> _Written exercise_:
Gather every line in the records below that contains the word "OPTIMASS".

> _Data for this exercise_:
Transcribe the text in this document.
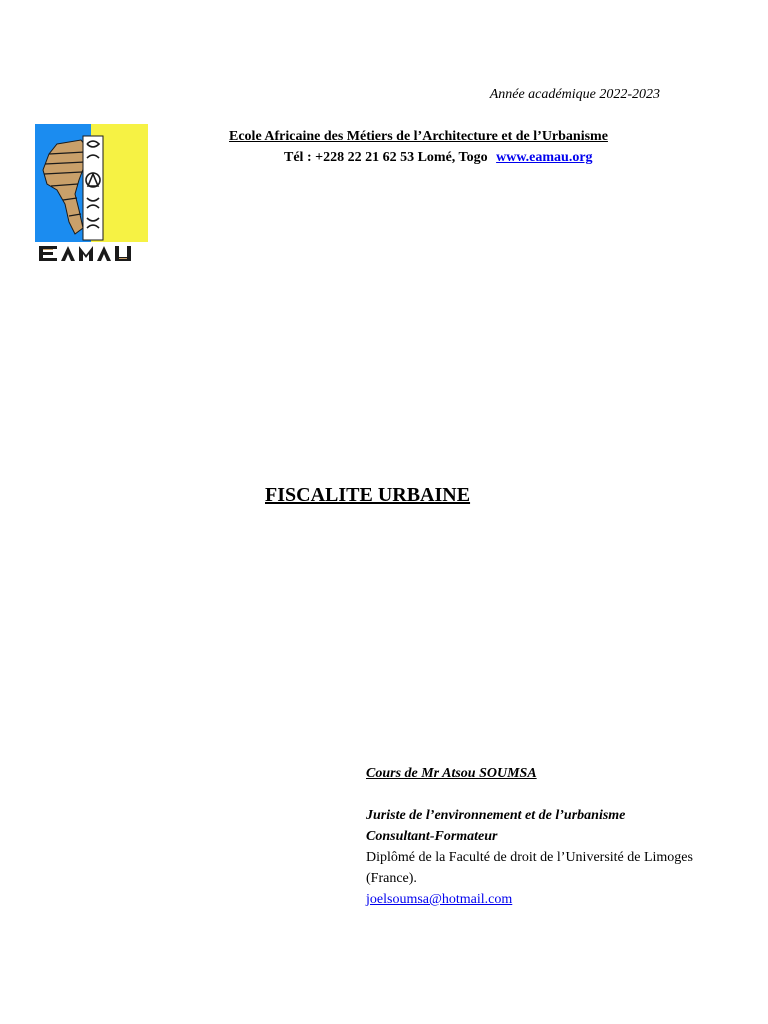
Année académique 2022-2023
Ecole Africaine des Métiers de l’Architecture et de l’Urbanisme
Tél : +228 22 21 62 53 Lomé, Togo www.eamau.org
FISCALITE URBAINE
Cours de Mr Atsou SOUMSA
Juriste de l’environnement et de l’urbanisme
Consultant-Formateur
Diplômé de la Faculté de droit de l’Université de Limoges (France).
joelsoumsa@hotmail.com
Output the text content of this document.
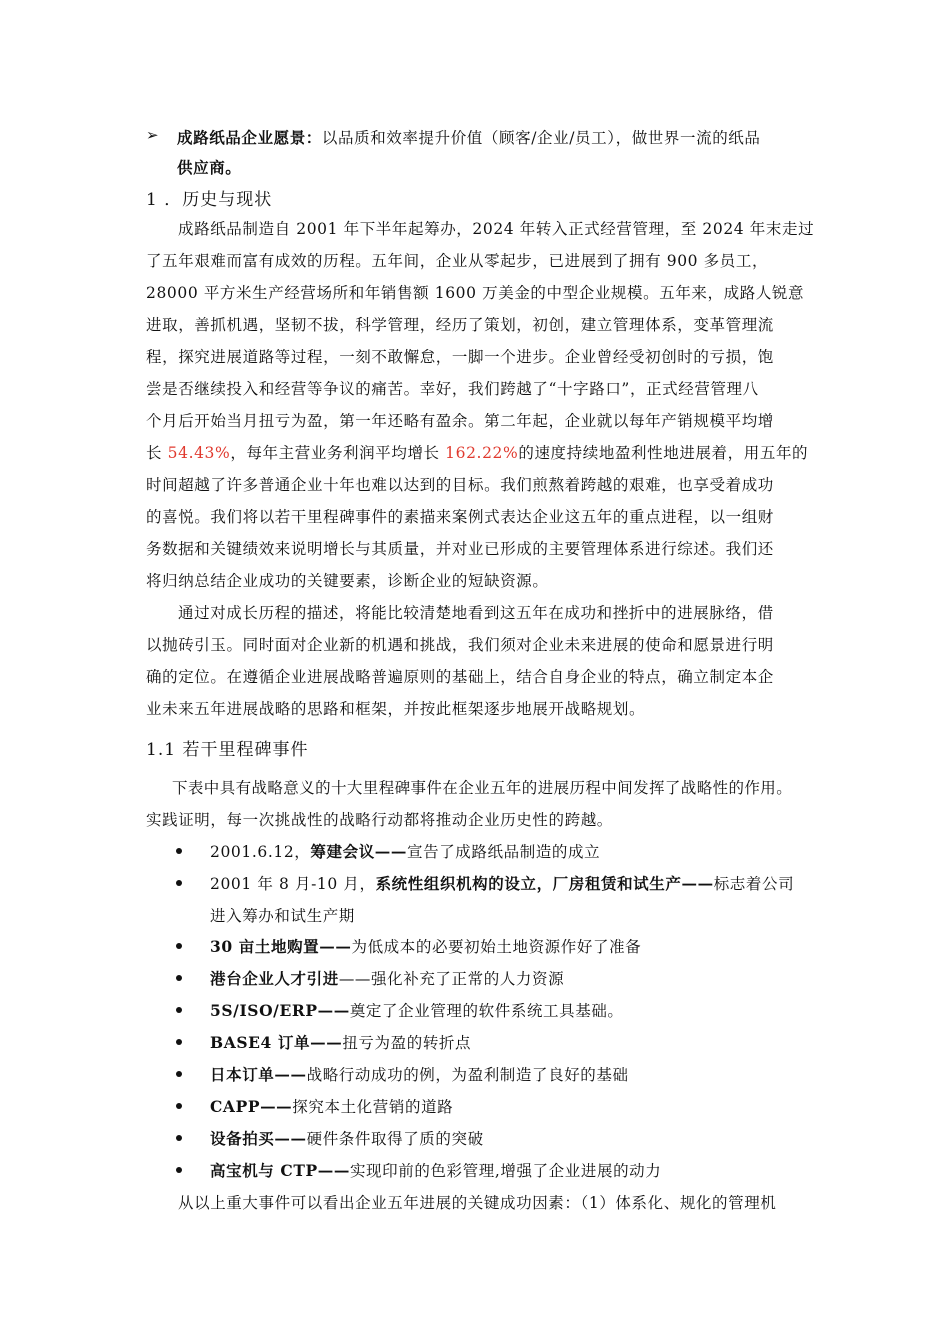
➢ 成路纸品企业愿景：以品质和效率提升价值（顾客/企业/员工），做世界一流的纸品
供应商。
1 ．历史与现状
成路纸品制造自 2001 年下半年起筹办，2024 年转入正式经营管理，至 2024 年末走过
了五年艰难而富有成效的历程。五年间，企业从零起步，已进展到了拥有 900 多员工，
28000 平方米生产经营场所和年销售额 1600 万美金的中型企业规模。五年来，成路人锐意
进取，善抓机遇，坚韧不拔，科学管理，经历了策划，初创，建立管理体系，变革管理流
程，探究进展道路等过程，一刻不敢懈怠，一脚一个进步。企业曾经受初创时的亏损，饱
尝是否继续投入和经营等争议的痛苦。幸好，我们跨越了“十字路口”，正式经营管理八
个月后开始当月扭亏为盈，第一年还略有盈余。第二年起，企业就以每年产销规模平均增
长 54.43%，每年主营业务利润平均增长 162.22%的速度持续地盈利性地进展着，用五年的
时间超越了许多普通企业十年也难以达到的目标。我们煎熬着跨越的艰难，也享受着成功
的喜悦。我们将以若干里程碑事件的素描来案例式表达企业这五年的重点进程，以一组财
务数据和关键绩效来说明增长与其质量，并对业已形成的主要管理体系进行综述。我们还
将归纳总结企业成功的关键要素，诊断企业的短缺资源。
通过对成长历程的描述，将能比较清楚地看到这五年在成功和挫折中的进展脉络，借
以抛砖引玉。同时面对企业新的机遇和挑战，我们须对企业未来进展的使命和愿景进行明
确的定位。在遵循企业进展战略普遍原则的基础上，结合自身企业的特点，确立制定本企
业未来五年进展战略的思路和框架，并按此框架逐步地展开战略规划。
1.1 若干里程碑事件
下表中具有战略意义的十大里程碑事件在企业五年的进展历程中间发挥了战略性的作用。
实践证明，每一次挑战性的战略行动都将推动企业历史性的跨越。
2001.6.12，筹建会议——宣告了成路纸品制造的成立
2001 年 8 月-10 月，系统性组织机构的设立，厂房租赁和试生产——标志着公司
进入筹办和试生产期
30 亩土地购置——为低成本的必要初始土地资源作好了准备
港台企业人才引进——强化补充了正常的人力资源
5S/ISO/ERP——奠定了企业管理的软件系统工具基础。
BASE4 订单——扭亏为盈的转折点
日本订单——战略行动成功的例，为盈利制造了良好的基础
CAPP——探究本土化营销的道路
设备拍买——硬件条件取得了质的突破
高宝机与 CTP——实现印前的色彩管理,增强了企业进展的动力
从以上重大事件可以看出企业五年进展的关键成功因素：（1）体系化、规化的管理机
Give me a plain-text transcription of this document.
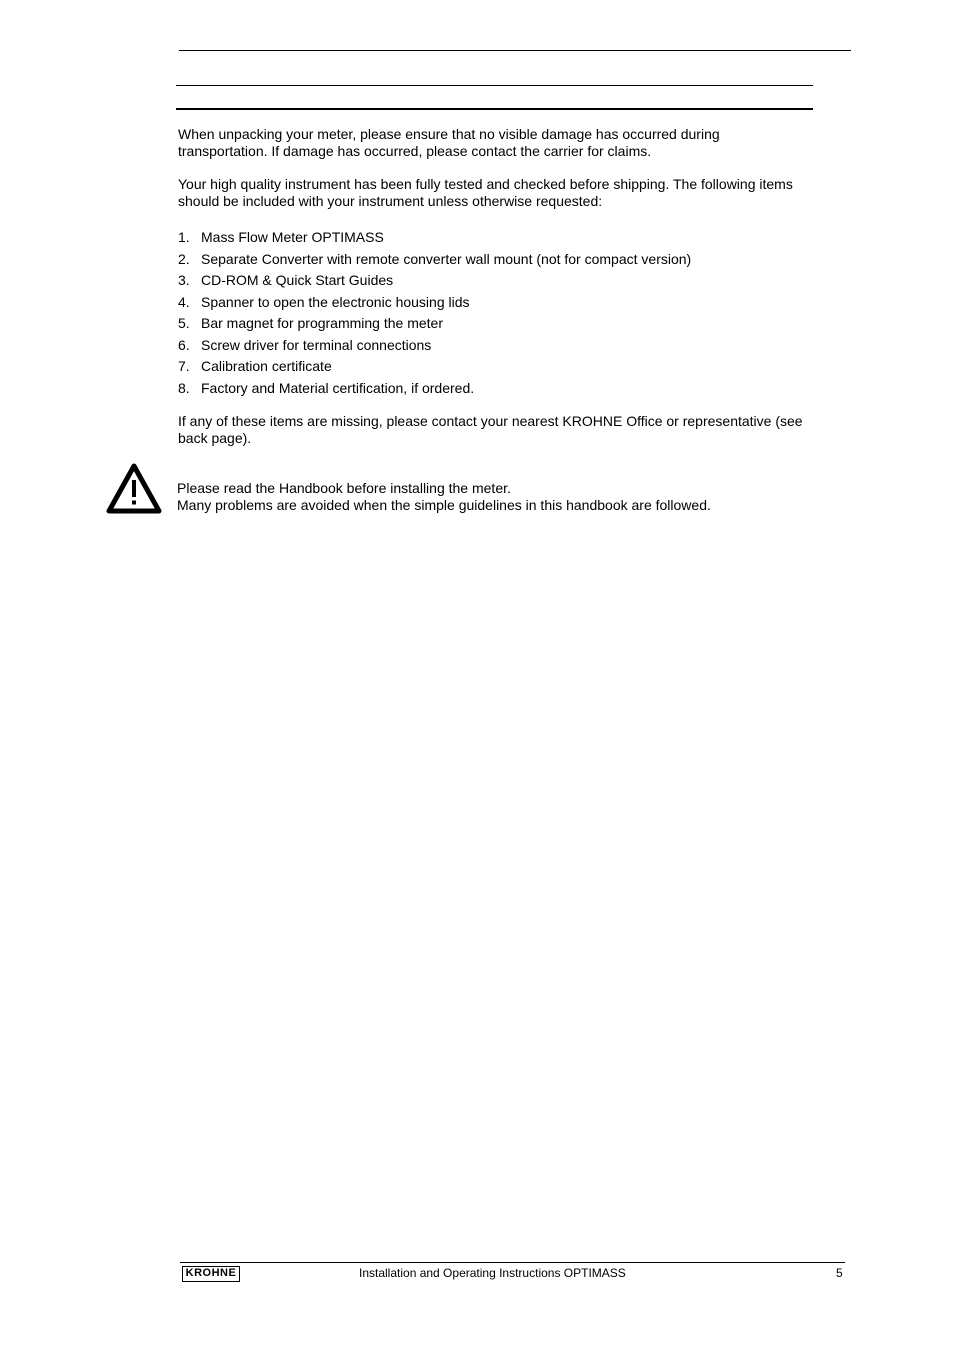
When unpacking your meter, please ensure that no visible damage has occurred during transportation. If damage has occurred, please contact the carrier for claims.

Your high quality instrument has been fully tested and checked before shipping. The following items should be included with your instrument unless otherwise requested:

1. Mass Flow Meter OPTIMASS
2. Separate Converter with remote converter wall mount (not for compact version)
3. CD-ROM & Quick Start Guides
4. Spanner to open the electronic housing lids
5. Bar magnet for programming the meter
6. Screw driver for terminal connections
7. Calibration certificate
8. Factory and Material certification, if ordered.

If any of these items are missing, please contact your nearest KROHNE Office or representative (see back page).

Please read the Handbook before installing the meter.
Many problems are avoided when the simple guidelines in this handbook are followed.
KROHNE	Installation and Operating Instructions OPTIMASS	5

> _Output for this exercise_:
1. Mass Flow Meter OPTIMASS
KROHNE	Installation and Operating Instructions OPTIMASS	5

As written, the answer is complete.